[START OF Data provided]

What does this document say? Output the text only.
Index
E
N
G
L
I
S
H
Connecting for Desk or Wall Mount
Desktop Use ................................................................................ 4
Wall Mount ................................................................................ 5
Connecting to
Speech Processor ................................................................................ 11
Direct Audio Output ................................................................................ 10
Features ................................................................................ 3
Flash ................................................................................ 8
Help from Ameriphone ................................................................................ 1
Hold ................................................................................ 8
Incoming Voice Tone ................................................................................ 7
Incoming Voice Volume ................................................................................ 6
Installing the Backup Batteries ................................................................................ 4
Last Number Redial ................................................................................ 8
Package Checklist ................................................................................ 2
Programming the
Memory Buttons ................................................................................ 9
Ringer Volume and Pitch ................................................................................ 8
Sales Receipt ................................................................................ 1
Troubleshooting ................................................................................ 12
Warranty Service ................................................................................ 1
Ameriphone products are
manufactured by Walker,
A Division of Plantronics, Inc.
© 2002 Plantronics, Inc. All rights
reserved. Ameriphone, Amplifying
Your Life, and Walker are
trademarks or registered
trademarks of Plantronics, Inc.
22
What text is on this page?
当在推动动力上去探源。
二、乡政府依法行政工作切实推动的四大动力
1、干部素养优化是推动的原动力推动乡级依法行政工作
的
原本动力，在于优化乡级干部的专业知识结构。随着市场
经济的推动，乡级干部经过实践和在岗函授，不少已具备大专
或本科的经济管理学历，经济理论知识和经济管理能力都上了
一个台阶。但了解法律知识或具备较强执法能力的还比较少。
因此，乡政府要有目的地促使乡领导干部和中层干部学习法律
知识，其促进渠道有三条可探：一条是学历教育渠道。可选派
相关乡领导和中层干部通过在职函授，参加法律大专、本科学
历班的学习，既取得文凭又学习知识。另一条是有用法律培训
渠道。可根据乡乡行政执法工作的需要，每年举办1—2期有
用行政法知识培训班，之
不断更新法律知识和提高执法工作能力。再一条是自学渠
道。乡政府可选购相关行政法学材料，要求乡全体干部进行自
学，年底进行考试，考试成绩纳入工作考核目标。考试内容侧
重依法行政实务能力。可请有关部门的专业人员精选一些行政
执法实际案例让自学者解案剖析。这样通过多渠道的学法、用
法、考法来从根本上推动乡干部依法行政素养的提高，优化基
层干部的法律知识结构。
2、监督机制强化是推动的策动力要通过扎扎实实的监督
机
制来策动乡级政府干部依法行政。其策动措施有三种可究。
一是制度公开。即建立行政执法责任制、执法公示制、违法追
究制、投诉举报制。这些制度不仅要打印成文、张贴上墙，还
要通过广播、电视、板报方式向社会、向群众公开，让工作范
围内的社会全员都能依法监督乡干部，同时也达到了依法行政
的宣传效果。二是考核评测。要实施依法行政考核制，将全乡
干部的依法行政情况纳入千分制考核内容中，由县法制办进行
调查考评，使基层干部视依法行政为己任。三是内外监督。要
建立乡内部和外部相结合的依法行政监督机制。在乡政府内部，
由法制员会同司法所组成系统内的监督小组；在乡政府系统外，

[END OF Data provided]

## Prompt
In how many lines of the data does the string "this" appear? Give only the number.

## Task answer
2